Records:
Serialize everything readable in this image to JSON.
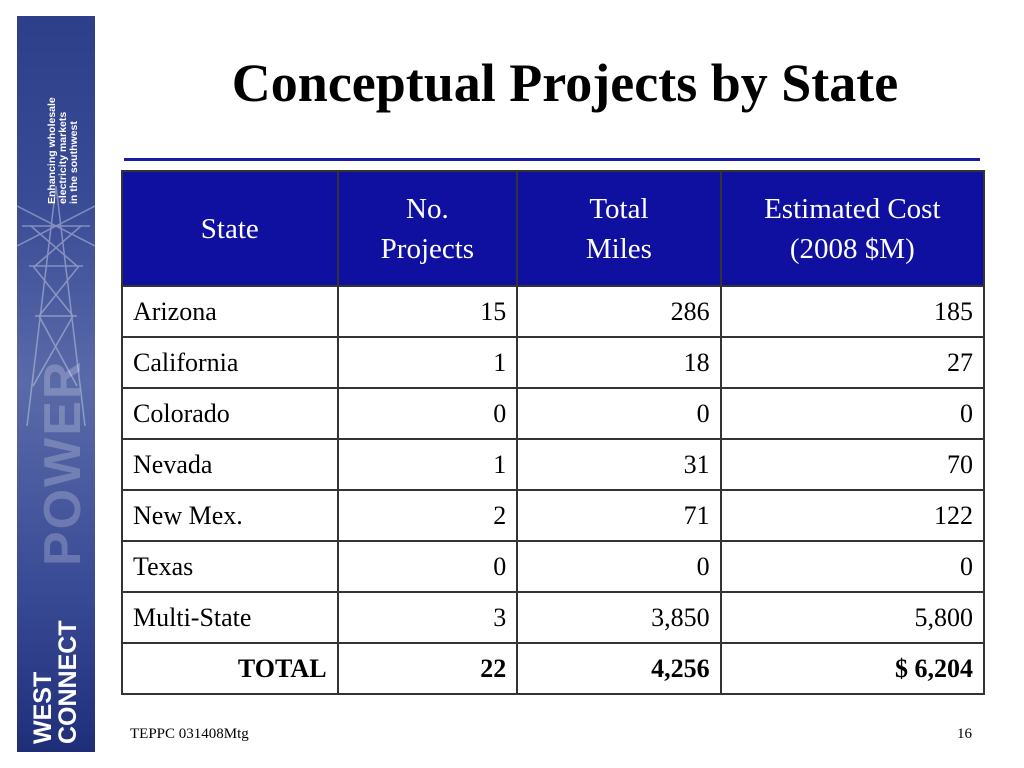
{
  "brand": {
    "tagline_lines": [
      "Enhancing wholesale",
      "electricity markets",
      "in the southwest"
    ],
    "watermark": "POWER",
    "logo_lines": [
      "WEST",
      "CONNECT"
    ],
    "band_color": "#2e3f8a"
  },
  "slide": {
    "title": "Conceptual Projects by State",
    "rule_color": "#1a1aa8"
  },
  "table": {
    "header_color": "#0f0fa0",
    "headers": {
      "state": "State",
      "projects": [
        "No.",
        "Projects"
      ],
      "miles": [
        "Total",
        "Miles"
      ],
      "cost": [
        "Estimated Cost",
        "(2008 $M)"
      ]
    },
    "rows": [
      {
        "state": "Arizona",
        "projects": "15",
        "miles": "286",
        "cost": "185"
      },
      {
        "state": "California",
        "projects": "1",
        "miles": "18",
        "cost": "27"
      },
      {
        "state": "Colorado",
        "projects": "0",
        "miles": "0",
        "cost": "0"
      },
      {
        "state": "Nevada",
        "projects": "1",
        "miles": "31",
        "cost": "70"
      },
      {
        "state": "New Mex.",
        "projects": "2",
        "miles": "71",
        "cost": "122"
      },
      {
        "state": "Texas",
        "projects": "0",
        "miles": "0",
        "cost": "0"
      },
      {
        "state": "Multi-State",
        "projects": "3",
        "miles": "3,850",
        "cost": "5,800"
      }
    ],
    "total": {
      "state": "TOTAL",
      "projects": "22",
      "miles": "4,256",
      "cost": "$ 6,204"
    }
  },
  "footer": {
    "meeting": "TEPPC 031408Mtg",
    "page_number": "16"
  }
}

Instructions to follow: Copy the entries exactly. Leave out the images.

Worked answer:
Serialize everything readable in this image to JSON.
{
  "brand": {
    "tagline_lines": [
      "Enhancing wholesale",
      "electricity markets",
      "in the southwest"
    ],
    "watermark": "POWER",
    "logo_lines": [
      "WEST",
      "CONNECT"
    ],
    "band_color": "#2e3f8a"
  },
  "slide": {
    "title": "Conceptual Projects by State",
    "rule_color": "#1a1aa8"
  },
  "table": {
    "header_color": "#0f0fa0",
    "headers": {
      "state": "State",
      "projects": [
        "No.",
        "Projects"
      ],
      "miles": [
        "Total",
        "Miles"
      ],
      "cost": [
        "Estimated Cost",
        "(2008 $M)"
      ]
    },
    "rows": [
      {
        "state": "Arizona",
        "projects": "15",
        "miles": "286",
        "cost": "185"
      },
      {
        "state": "California",
        "projects": "1",
        "miles": "18",
        "cost": "27"
      },
      {
        "state": "Colorado",
        "projects": "0",
        "miles": "0",
        "cost": "0"
      },
      {
        "state": "Nevada",
        "projects": "1",
        "miles": "31",
        "cost": "70"
      },
      {
        "state": "New Mex.",
        "projects": "2",
        "miles": "71",
        "cost": "122"
      },
      {
        "state": "Texas",
        "projects": "0",
        "miles": "0",
        "cost": "0"
      },
      {
        "state": "Multi-State",
        "projects": "3",
        "miles": "3,850",
        "cost": "5,800"
      }
    ],
    "total": {
      "state": "TOTAL",
      "projects": "22",
      "miles": "4,256",
      "cost": "$ 6,204"
    }
  },
  "footer": {
    "meeting": "TEPPC 031408Mtg",
    "page_number": "16"
  }
}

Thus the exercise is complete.